**Short problem A**.
List every violent crime the text on youth crime in India names as committed by young people.

**Document text**.
========
Failing Hopes, Rising Crime

The latest issue of India Today examines what most of us already know. That almost 65 per cent of all violent crimes in India are committed by young people. People below 30. In fact, between 16 and 30. These include robbery, rape, kidnapping, dacoity and attempts to murder. The motive in almost all cases, except rape I guess, is to quickly earn some big money and become upwardly mobile. To grab a lifestyle that these young men and women feel would have, otherwise, eluded them if they had stuck to the straight and narrow.

Even the crime of passion is dead. Fewer and fewer people kill because they have been cheated in love. Or let down. They kill, these days, almost entirely for money or inheritance.Or both. Even parents become victims of greed and there is this case in Calcutta where a couple of kids got together with their friends and killed their parents, after torturing them for hours, just to get their hands on some cash and jewellery lying around at home.

This can mean one of three things.
========
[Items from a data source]
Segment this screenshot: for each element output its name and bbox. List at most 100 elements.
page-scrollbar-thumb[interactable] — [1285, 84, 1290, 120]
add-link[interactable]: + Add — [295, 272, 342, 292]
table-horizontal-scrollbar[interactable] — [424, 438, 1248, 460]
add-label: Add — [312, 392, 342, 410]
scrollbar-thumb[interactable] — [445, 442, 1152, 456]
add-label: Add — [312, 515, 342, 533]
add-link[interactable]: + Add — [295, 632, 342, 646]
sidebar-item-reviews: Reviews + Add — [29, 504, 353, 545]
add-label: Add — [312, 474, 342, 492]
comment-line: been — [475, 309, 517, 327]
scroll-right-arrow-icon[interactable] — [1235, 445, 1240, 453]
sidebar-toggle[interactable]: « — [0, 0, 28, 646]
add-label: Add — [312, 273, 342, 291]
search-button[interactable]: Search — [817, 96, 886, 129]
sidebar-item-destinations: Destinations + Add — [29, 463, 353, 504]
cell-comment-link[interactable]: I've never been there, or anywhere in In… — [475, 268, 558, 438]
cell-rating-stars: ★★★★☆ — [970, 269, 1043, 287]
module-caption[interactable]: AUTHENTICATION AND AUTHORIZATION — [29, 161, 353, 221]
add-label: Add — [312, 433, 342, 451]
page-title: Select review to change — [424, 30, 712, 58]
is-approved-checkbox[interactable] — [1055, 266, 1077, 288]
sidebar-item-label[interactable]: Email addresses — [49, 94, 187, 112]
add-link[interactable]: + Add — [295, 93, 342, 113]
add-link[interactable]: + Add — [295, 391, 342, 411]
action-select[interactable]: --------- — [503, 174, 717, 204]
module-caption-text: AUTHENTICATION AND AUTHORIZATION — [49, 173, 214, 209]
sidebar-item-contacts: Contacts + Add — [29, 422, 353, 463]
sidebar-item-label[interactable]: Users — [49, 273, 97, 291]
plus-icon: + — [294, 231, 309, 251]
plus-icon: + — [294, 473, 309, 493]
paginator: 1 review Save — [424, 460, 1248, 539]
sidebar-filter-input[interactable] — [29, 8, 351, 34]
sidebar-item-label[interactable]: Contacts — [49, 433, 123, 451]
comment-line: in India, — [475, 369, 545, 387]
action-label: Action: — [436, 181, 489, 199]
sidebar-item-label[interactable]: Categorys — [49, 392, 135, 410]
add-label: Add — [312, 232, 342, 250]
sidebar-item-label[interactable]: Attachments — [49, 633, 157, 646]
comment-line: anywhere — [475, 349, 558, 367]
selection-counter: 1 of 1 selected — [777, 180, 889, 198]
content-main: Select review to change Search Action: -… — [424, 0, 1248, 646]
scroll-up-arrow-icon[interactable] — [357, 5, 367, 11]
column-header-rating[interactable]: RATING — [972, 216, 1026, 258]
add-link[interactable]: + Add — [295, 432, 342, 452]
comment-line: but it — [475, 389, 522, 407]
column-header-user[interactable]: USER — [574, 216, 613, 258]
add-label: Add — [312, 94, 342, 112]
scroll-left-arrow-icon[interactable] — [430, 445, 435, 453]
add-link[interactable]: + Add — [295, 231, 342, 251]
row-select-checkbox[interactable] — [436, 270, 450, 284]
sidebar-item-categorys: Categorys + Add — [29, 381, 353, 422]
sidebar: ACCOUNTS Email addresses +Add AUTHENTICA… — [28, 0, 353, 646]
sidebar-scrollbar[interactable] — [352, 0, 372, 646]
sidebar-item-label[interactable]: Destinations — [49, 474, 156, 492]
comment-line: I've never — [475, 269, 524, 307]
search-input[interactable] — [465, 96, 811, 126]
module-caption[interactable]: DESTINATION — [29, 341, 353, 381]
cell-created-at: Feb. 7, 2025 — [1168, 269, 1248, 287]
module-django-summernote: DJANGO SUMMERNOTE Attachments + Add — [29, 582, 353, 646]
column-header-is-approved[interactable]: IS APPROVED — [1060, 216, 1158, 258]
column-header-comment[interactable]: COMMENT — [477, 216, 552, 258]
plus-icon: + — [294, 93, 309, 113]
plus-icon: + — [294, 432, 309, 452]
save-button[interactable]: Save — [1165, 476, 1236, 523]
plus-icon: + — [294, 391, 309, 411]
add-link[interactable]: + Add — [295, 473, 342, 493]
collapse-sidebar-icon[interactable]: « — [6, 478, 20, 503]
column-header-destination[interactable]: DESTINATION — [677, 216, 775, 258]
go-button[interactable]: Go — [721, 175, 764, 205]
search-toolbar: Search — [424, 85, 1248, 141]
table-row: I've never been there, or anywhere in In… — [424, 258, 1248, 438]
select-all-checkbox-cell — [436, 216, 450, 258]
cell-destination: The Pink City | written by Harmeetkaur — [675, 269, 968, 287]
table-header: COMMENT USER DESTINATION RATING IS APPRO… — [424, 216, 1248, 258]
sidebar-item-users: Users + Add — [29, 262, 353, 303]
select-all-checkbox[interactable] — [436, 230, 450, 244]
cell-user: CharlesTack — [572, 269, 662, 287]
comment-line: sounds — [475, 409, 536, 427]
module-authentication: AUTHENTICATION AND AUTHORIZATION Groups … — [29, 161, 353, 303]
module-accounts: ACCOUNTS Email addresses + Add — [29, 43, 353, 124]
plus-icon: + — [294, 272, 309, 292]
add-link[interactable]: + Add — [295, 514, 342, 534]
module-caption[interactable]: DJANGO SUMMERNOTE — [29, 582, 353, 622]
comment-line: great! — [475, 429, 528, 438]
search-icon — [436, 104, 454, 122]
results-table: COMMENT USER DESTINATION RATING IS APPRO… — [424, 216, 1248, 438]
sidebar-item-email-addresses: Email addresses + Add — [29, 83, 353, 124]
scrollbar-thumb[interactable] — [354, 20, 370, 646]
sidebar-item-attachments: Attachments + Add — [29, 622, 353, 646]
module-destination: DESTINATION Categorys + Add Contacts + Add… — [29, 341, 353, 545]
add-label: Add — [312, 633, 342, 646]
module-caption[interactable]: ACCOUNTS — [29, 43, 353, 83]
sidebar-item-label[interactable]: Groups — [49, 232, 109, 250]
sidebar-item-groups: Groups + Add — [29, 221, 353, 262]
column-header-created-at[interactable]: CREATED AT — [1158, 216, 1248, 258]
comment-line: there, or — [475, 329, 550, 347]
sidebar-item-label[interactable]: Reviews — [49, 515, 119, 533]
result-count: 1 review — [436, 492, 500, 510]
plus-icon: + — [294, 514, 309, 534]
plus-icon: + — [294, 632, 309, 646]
========
**Short problem B**.
Echo the records word for word, everything from the very start of the records down to the line containing "module-caption[interactable]: AUTHENTICATION AND", both ends included.

**Full response A**.
robbery, rape, kidnapping, dacoity, attempts to murder

**Full response B**.
Segment this screenshot: for each element output its name and bbox. List at most 100 elements.
page-scrollbar-thumb[interactable] — [1285, 84, 1290, 120]
add-link[interactable]: + Add — [295, 272, 342, 292]
table-horizontal-scrollbar[interactable] — [424, 438, 1248, 460]
add-label: Add — [312, 392, 342, 410]
scrollbar-thumb[interactable] — [445, 442, 1152, 456]
add-label: Add — [312, 515, 342, 533]
add-link[interactable]: + Add — [295, 632, 342, 646]
sidebar-item-reviews: Reviews + Add — [29, 504, 353, 545]
add-label: Add — [312, 474, 342, 492]
comment-line: been — [475, 309, 517, 327]
scroll-right-arrow-icon[interactable] — [1235, 445, 1240, 453]
sidebar-toggle[interactable]: « — [0, 0, 28, 646]
add-label: Add — [312, 273, 342, 291]
search-button[interactable]: Search — [817, 96, 886, 129]
sidebar-item-destinations: Destinations + Add — [29, 463, 353, 504]
cell-comment-link[interactable]: I've never been there, or anywhere in In… — [475, 268, 558, 438]
cell-rating-stars: ★★★★☆ — [970, 269, 1043, 287]
module-caption[interactable]: AUTHENTICATION AND AUTHORIZATION — [29, 161, 353, 221]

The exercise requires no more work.